— START —
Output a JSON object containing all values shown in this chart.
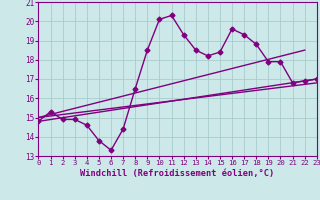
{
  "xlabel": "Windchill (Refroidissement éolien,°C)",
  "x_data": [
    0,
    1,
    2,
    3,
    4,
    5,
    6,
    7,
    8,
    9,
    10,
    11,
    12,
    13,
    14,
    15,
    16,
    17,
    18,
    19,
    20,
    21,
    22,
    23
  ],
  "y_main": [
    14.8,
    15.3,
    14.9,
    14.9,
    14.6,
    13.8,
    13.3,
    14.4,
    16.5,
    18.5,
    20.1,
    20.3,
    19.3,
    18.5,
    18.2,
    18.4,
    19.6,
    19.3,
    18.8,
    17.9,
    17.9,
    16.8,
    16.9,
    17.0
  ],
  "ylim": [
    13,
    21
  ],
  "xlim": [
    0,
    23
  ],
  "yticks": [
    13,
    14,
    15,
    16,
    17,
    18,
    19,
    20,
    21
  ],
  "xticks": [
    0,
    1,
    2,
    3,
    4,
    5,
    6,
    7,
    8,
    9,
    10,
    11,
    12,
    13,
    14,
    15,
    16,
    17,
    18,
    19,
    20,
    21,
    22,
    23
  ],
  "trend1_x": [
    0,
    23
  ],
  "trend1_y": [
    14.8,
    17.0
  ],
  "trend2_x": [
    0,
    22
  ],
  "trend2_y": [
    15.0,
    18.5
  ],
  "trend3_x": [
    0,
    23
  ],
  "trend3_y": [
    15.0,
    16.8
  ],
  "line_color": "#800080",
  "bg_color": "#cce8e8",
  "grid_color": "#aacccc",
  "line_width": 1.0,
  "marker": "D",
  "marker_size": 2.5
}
— END —
WRITTEN INSTRUCTION: Set down the complete material exactly, but do not include the images.

RESULT FOR THIS TASK:
Output a JSON object containing all values shown in this chart.
{
  "xlabel": "Windchill (Refroidissement éolien,°C)",
  "x_data": [
    0,
    1,
    2,
    3,
    4,
    5,
    6,
    7,
    8,
    9,
    10,
    11,
    12,
    13,
    14,
    15,
    16,
    17,
    18,
    19,
    20,
    21,
    22,
    23
  ],
  "y_main": [
    14.8,
    15.3,
    14.9,
    14.9,
    14.6,
    13.8,
    13.3,
    14.4,
    16.5,
    18.5,
    20.1,
    20.3,
    19.3,
    18.5,
    18.2,
    18.4,
    19.6,
    19.3,
    18.8,
    17.9,
    17.9,
    16.8,
    16.9,
    17.0
  ],
  "ylim": [
    13,
    21
  ],
  "xlim": [
    0,
    23
  ],
  "yticks": [
    13,
    14,
    15,
    16,
    17,
    18,
    19,
    20,
    21
  ],
  "xticks": [
    0,
    1,
    2,
    3,
    4,
    5,
    6,
    7,
    8,
    9,
    10,
    11,
    12,
    13,
    14,
    15,
    16,
    17,
    18,
    19,
    20,
    21,
    22,
    23
  ],
  "trend1_x": [
    0,
    23
  ],
  "trend1_y": [
    14.8,
    17.0
  ],
  "trend2_x": [
    0,
    22
  ],
  "trend2_y": [
    15.0,
    18.5
  ],
  "trend3_x": [
    0,
    23
  ],
  "trend3_y": [
    15.0,
    16.8
  ],
  "line_color": "#800080",
  "bg_color": "#cce8e8",
  "grid_color": "#aacccc",
  "line_width": 1.0,
  "marker": "D",
  "marker_size": 2.5
}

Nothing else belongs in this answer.